Items listed in a dataset
## Start

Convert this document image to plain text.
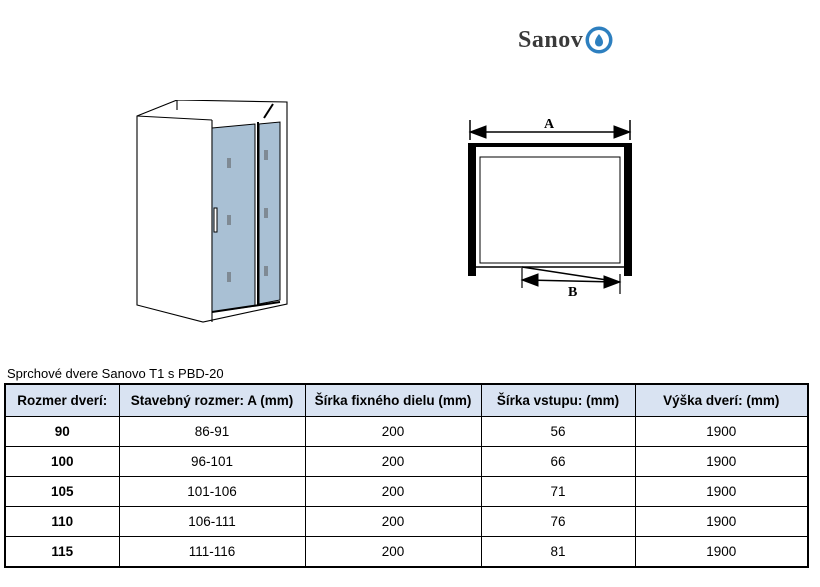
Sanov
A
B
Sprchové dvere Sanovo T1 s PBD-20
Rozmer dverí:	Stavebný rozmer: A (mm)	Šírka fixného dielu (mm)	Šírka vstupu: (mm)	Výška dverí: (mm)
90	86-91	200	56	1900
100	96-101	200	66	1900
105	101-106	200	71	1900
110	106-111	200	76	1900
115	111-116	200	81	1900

## End

What is required
All of the records need repeating exactly, except for the pictures.

Answer
Convert this document image to plain text.
Sanov
A
B
Sprchové dvere Sanovo T1 s PBD-20
Rozmer dverí:	Stavebný rozmer: A (mm)	Šírka fixného dielu (mm)	Šírka vstupu: (mm)	Výška dverí: (mm)
90	86-91	200	56	1900
100	96-101	200	66	1900
105	101-106	200	71	1900
110	106-111	200	76	1900
115	111-116	200	81	1900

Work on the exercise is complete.